Stored records:

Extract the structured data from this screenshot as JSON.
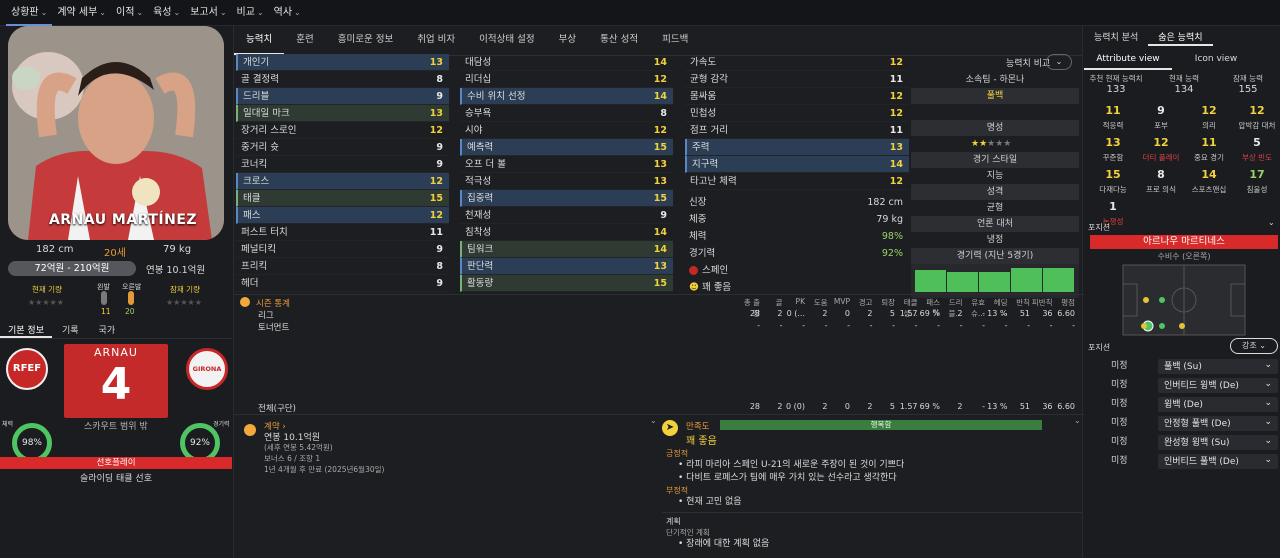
{
  "nav": {
    "items": [
      "상황판",
      "계약 세부",
      "이적",
      "육성",
      "보고서",
      "비교",
      "역사"
    ]
  },
  "player": {
    "name": "ARNAU MARTÍNEZ",
    "height": "182 cm",
    "age": "20세",
    "weight": "79 kg",
    "value": "72억원 - 210억원",
    "wage": "연봉 10.1억원",
    "current_ability_label": "현재 기량",
    "potential_label": "잠재 기량",
    "left_foot_label": "왼발",
    "right_foot_label": "오른발",
    "left_foot_val": "11",
    "right_foot_val": "20",
    "shirt_name": "ARNAU",
    "shirt_number": "4",
    "scout_text": "스카우트 범위 밖",
    "fitness_label": "체력",
    "fitness_val": "98%",
    "condition_label": "경기력",
    "condition_val": "92%",
    "tag": "선호플레이",
    "trait": "슬라이딩 태클 선호",
    "nat_logo": "RFEF",
    "club_logo": "GIRONA"
  },
  "left_tabs": [
    "기본 정보",
    "기록",
    "국가"
  ],
  "mid_tabs": [
    "능력치",
    "훈련",
    "흥미로운 정보",
    "취업 비자",
    "이적상태 설정",
    "부상",
    "통산 성적",
    "피드백"
  ],
  "tech": [
    {
      "l": "개인기",
      "v": "13",
      "c": "y"
    },
    {
      "l": "골 결정력",
      "v": "8",
      "c": "w"
    },
    {
      "l": "드리블",
      "v": "9",
      "c": "w"
    },
    {
      "l": "일대일 마크",
      "v": "13",
      "c": "y"
    },
    {
      "l": "장거리 스로인",
      "v": "12",
      "c": "y"
    },
    {
      "l": "중거리 슛",
      "v": "9",
      "c": "w"
    },
    {
      "l": "코너킥",
      "v": "9",
      "c": "w"
    },
    {
      "l": "크로스",
      "v": "12",
      "c": "y"
    },
    {
      "l": "태클",
      "v": "15",
      "c": "y"
    },
    {
      "l": "패스",
      "v": "12",
      "c": "y"
    },
    {
      "l": "퍼스트 터치",
      "v": "11",
      "c": "w"
    },
    {
      "l": "페널티킥",
      "v": "9",
      "c": "w"
    },
    {
      "l": "프리킥",
      "v": "8",
      "c": "w"
    },
    {
      "l": "헤더",
      "v": "9",
      "c": "w"
    }
  ],
  "mental": [
    {
      "l": "대담성",
      "v": "14",
      "c": "y"
    },
    {
      "l": "리더십",
      "v": "12",
      "c": "y"
    },
    {
      "l": "수비 위치 선정",
      "v": "14",
      "c": "y"
    },
    {
      "l": "승부욕",
      "v": "8",
      "c": "w"
    },
    {
      "l": "시야",
      "v": "12",
      "c": "y"
    },
    {
      "l": "예측력",
      "v": "15",
      "c": "y"
    },
    {
      "l": "오프 더 볼",
      "v": "13",
      "c": "y"
    },
    {
      "l": "적극성",
      "v": "13",
      "c": "y"
    },
    {
      "l": "집중력",
      "v": "15",
      "c": "y"
    },
    {
      "l": "천재성",
      "v": "9",
      "c": "w"
    },
    {
      "l": "침착성",
      "v": "14",
      "c": "y"
    },
    {
      "l": "팀워크",
      "v": "14",
      "c": "y"
    },
    {
      "l": "판단력",
      "v": "13",
      "c": "y"
    },
    {
      "l": "활동량",
      "v": "15",
      "c": "y"
    }
  ],
  "phys": [
    {
      "l": "가속도",
      "v": "12",
      "c": "y"
    },
    {
      "l": "균형 감각",
      "v": "11",
      "c": "w"
    },
    {
      "l": "몸싸움",
      "v": "12",
      "c": "y"
    },
    {
      "l": "민첩성",
      "v": "12",
      "c": "y"
    },
    {
      "l": "점프 거리",
      "v": "11",
      "c": "w"
    },
    {
      "l": "주력",
      "v": "13",
      "c": "y"
    },
    {
      "l": "지구력",
      "v": "14",
      "c": "y"
    },
    {
      "l": "타고난 체력",
      "v": "12",
      "c": "y"
    }
  ],
  "physinfo": [
    {
      "l": "신장",
      "v": "182 cm"
    },
    {
      "l": "체중",
      "v": "79 kg"
    },
    {
      "l": "체력",
      "v": "98%"
    },
    {
      "l": "경기력",
      "v": "92%"
    }
  ],
  "nationality": "스페인",
  "morale_small": "꽤 좋음",
  "compare": {
    "button": "능력치 비교",
    "rows": [
      "소속팀 - 하몬나",
      "풀백",
      "명성",
      "",
      "경기 스타일",
      "지능",
      "성격",
      "균형",
      "언론 대처",
      "냉정",
      "경기력 (지난 5경기)"
    ]
  },
  "season": {
    "title": "시즌 통계",
    "headers": [
      "총 출장",
      "골",
      "PK",
      "도움",
      "MVP",
      "경고",
      "퇴장",
      "태클 성...",
      "패스 %",
      "드리블...",
      "유효 슈...",
      "헤딩 ...",
      "반칙",
      "피반칙",
      "평점"
    ],
    "rows": [
      {
        "name": "리그",
        "vals": [
          "28",
          "2",
          "0 (...",
          "2",
          "0",
          "2",
          "5",
          "1.57",
          "69 %",
          "2",
          "-",
          "13 %",
          "51",
          "36",
          "6.60"
        ]
      },
      {
        "name": "토너먼트",
        "vals": [
          "-",
          "-",
          "-",
          "-",
          "-",
          "-",
          "-",
          "-",
          "-",
          "-",
          "-",
          "-",
          "-",
          "-",
          "-"
        ]
      }
    ],
    "total_label": "전체(구단)",
    "total": [
      "28",
      "2",
      "0 (0)",
      "2",
      "0",
      "2",
      "5",
      "1.57",
      "69 %",
      "2",
      "-",
      "13 %",
      "51",
      "36",
      "6.60"
    ]
  },
  "contract": {
    "title": "계약",
    "wage": "연봉 10.1억원",
    "wage2": "(세후 연봉 5.42억원)",
    "bonus": "보너스 6 / 조항 1",
    "expiry": "1년 4개월 후 만료 (2025년6월30일)"
  },
  "morale": {
    "title": "만족도",
    "status": "꽤 좋음",
    "bar_label": "행복함",
    "pos_title": "긍정적",
    "pos": [
      "라피 마리아 스페인 U-21의 새로운 주장이 된 것이 기쁘다",
      "다비트 로페스가 팀에 매우 가치 있는 선수라고 생각한다"
    ],
    "neg_title": "부정적",
    "neg": [
      "현재 고민 없음"
    ],
    "plan_title": "계획",
    "plan_sub": "단기적인 계획",
    "plan": [
      "장래에 대한 계획 없음"
    ]
  },
  "right": {
    "tabs": [
      "능력치 분석",
      "숨은 능력치"
    ],
    "subtabs": [
      "Attribute view",
      "Icon view"
    ],
    "top": [
      {
        "l": "추천 현재 능력치",
        "v": "133"
      },
      {
        "l": "현재 능력",
        "v": "134"
      },
      {
        "l": "잠재 능력",
        "v": "155"
      }
    ],
    "grid": [
      {
        "v": "11",
        "l": "적응력",
        "c": "y"
      },
      {
        "v": "9",
        "l": "포부",
        "c": "w"
      },
      {
        "v": "12",
        "l": "의리",
        "c": "y"
      },
      {
        "v": "12",
        "l": "압박감 대처",
        "c": "y"
      },
      {
        "v": "13",
        "l": "꾸준함",
        "c": "y"
      },
      {
        "v": "12",
        "l": "더티 플레이",
        "c": "y"
      },
      {
        "v": "11",
        "l": "중요 경기",
        "c": "y"
      },
      {
        "v": "5",
        "l": "부상 빈도",
        "c": "w"
      },
      {
        "v": "15",
        "l": "다재다능",
        "c": "y"
      },
      {
        "v": "8",
        "l": "프로 의식",
        "c": "w"
      },
      {
        "v": "14",
        "l": "스포츠맨십",
        "c": "y"
      },
      {
        "v": "17",
        "l": "침울성",
        "c": "g"
      },
      {
        "v": "1",
        "l": "논쟁성",
        "c": "w"
      }
    ],
    "position_label": "포지션",
    "position_name": "아르나우 마르티네스",
    "position_sub": "수비수 (오른쪽)",
    "roles_label": "포지션",
    "dropdown": "강조",
    "roles": [
      {
        "k": "미정",
        "r": "풀백 (Su)"
      },
      {
        "k": "미정",
        "r": "인버티드 윙백 (De)"
      },
      {
        "k": "미정",
        "r": "윙백 (De)"
      },
      {
        "k": "미정",
        "r": "안정형 풀백 (De)"
      },
      {
        "k": "미정",
        "r": "완성형 윙백 (Su)"
      },
      {
        "k": "미정",
        "r": "인버티드 풀백 (De)"
      }
    ]
  },
  "colors": {
    "accent": "#f2d23b",
    "red": "#d82a2a",
    "green": "#4fc463",
    "blue": "#5b86c4"
  }
}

PROBLEM REQUIREMENTS →
Check every line of the data above for the string "ARNAU", and copy those that have it.

RESPONSE →
    "name": "ARNAU MARTÍNEZ",
    "shirt_name": "ARNAU",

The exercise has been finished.